Problem details >>
Scan the entries below for the word "JSON". Copy each line that has it.

==== Task data

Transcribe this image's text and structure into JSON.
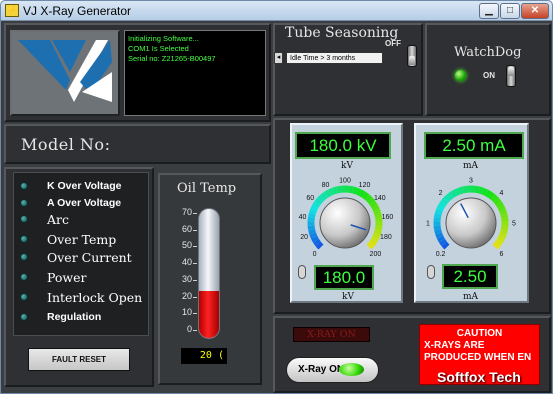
{
  "window": {
    "title": "VJ X-Ray Generator",
    "icon": "labview-icon"
  },
  "status_screen": [
    "Initializing Software...",
    "COM1 Is Selected",
    "Serial no: Z21265-B00497"
  ],
  "model": {
    "label": "Model No:"
  },
  "alarms": [
    {
      "label": "K Over Voltage",
      "style": "sans"
    },
    {
      "label": "A Over Voltage",
      "style": "sans"
    },
    {
      "label": "Arc",
      "style": "serif"
    },
    {
      "label": "Over Temp",
      "style": "serif"
    },
    {
      "label": "Over Current",
      "style": "serif"
    },
    {
      "label": "Power",
      "style": "serif"
    },
    {
      "label": "Interlock Open",
      "style": "serif"
    },
    {
      "label": "Regulation",
      "style": "sans"
    }
  ],
  "fault_reset": {
    "label": "FAULT RESET"
  },
  "oil_temp": {
    "title": "Oil Temp",
    "ticks": [
      "70",
      "60",
      "50",
      "40",
      "30",
      "20",
      "10",
      "0"
    ],
    "level": 20,
    "max": 70,
    "value_display": "20 ("
  },
  "tube_seasoning": {
    "title": "Tube Seasoning",
    "switch_label": "OFF",
    "idle_time": "Idle Time > 3 months"
  },
  "watchdog": {
    "title": "WatchDog",
    "switch_label": "ON"
  },
  "kv": {
    "display": "180.0 kV",
    "unit_top": "kV",
    "scale": [
      "0",
      "20",
      "40",
      "60",
      "80",
      "100",
      "120",
      "140",
      "160",
      "180",
      "200"
    ],
    "min": 0,
    "max": 200,
    "value": 180,
    "control_value": "180.0",
    "unit_bottom": "kV"
  },
  "ma": {
    "display": "2.50 mA",
    "unit_top": "mA",
    "scale": [
      "0.2",
      "1",
      "2",
      "3",
      "4",
      "5",
      "6"
    ],
    "min": 0.2,
    "max": 6,
    "value": 2.5,
    "control_value": "2.50",
    "unit_bottom": "mA"
  },
  "xray": {
    "indicator": "X-RAY ON",
    "button_label": "X-Ray ON"
  },
  "caution": {
    "title": "CAUTION",
    "body": "X-RAYS ARE PRODUCED WHEN EN"
  },
  "watermark": "Softfox Tech",
  "colors": {
    "background": "#3b3e41",
    "lcd_text": "#3dff3d",
    "caution": "#ff0000",
    "led_green": "#1ca600"
  }
}
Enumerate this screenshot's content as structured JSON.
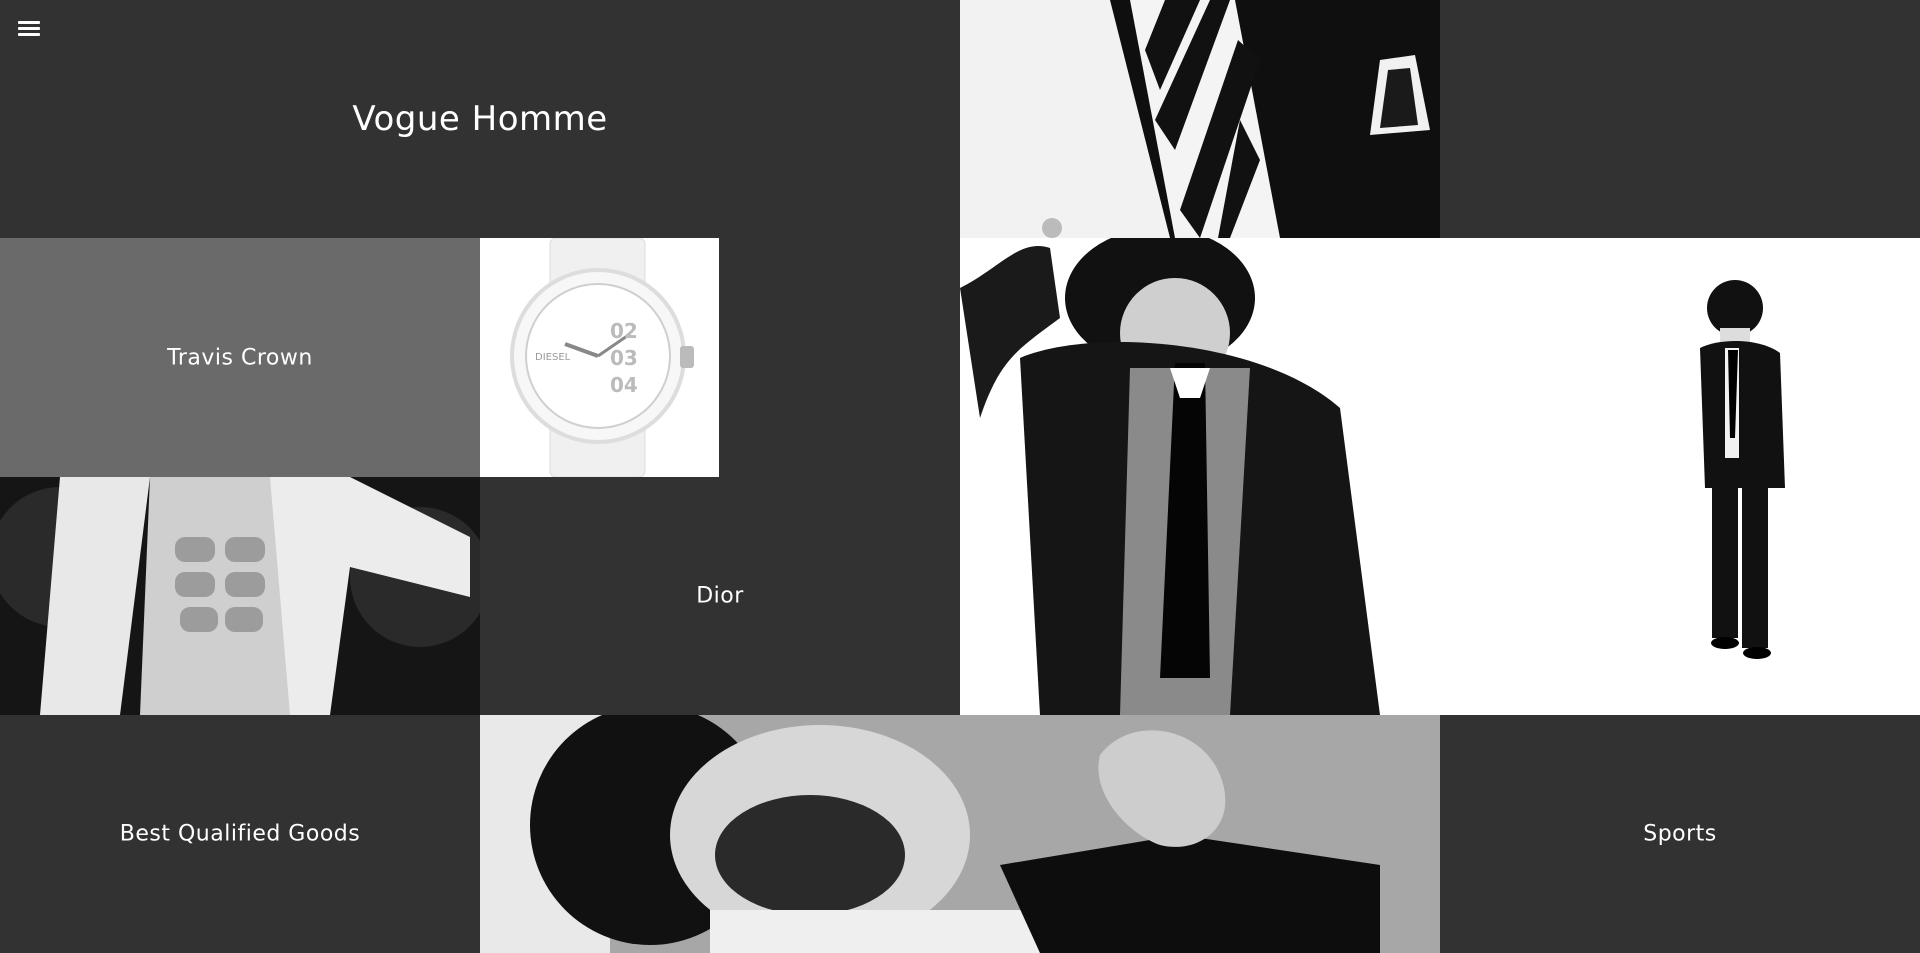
{
  "site": {
    "title": "Vogue Homme",
    "menu_icon": "hamburger-menu-icon"
  },
  "tiles": {
    "travis_crown": "Travis Crown",
    "dior": "Dior",
    "best_goods": "Best Qualified Goods",
    "sports": "Sports"
  },
  "images": {
    "watch_brand": "DIESEL",
    "watch_numbers": [
      "02",
      "03",
      "04"
    ]
  },
  "colors": {
    "background": "#323232",
    "tile_gray": "#6a6a6a",
    "text": "#ffffff"
  }
}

========

Final answer >>
Transcribe this image's text and structure into JSON.
Enumerate this screenshot's content as structured JSON.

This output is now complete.